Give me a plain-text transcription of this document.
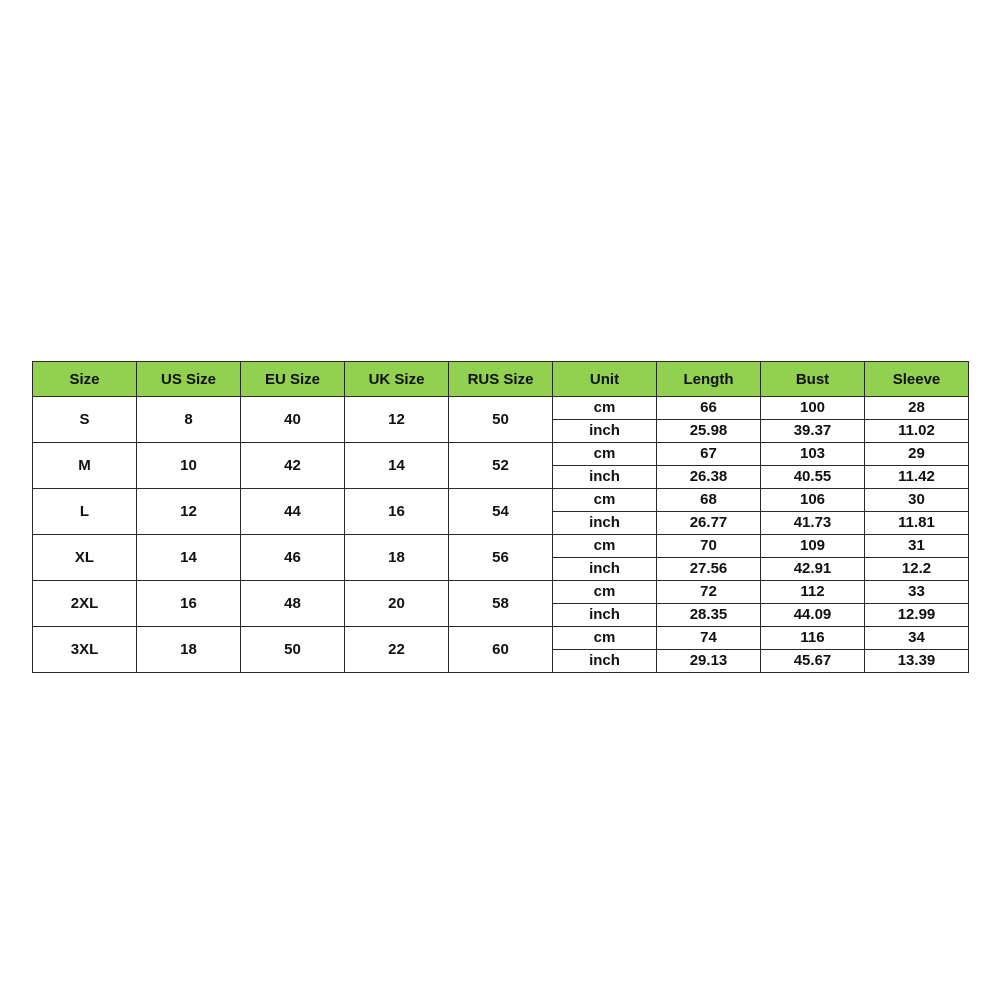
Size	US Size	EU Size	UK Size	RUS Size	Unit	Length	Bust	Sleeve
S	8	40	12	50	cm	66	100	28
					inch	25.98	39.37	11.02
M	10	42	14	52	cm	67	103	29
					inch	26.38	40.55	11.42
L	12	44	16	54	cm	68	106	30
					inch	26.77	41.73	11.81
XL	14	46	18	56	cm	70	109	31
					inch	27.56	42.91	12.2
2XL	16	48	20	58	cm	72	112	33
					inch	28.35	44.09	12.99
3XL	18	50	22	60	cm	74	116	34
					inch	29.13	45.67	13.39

• Short task: Go over the records above and tally each line that includes "inch". Give the total by itself.

• Reply: 6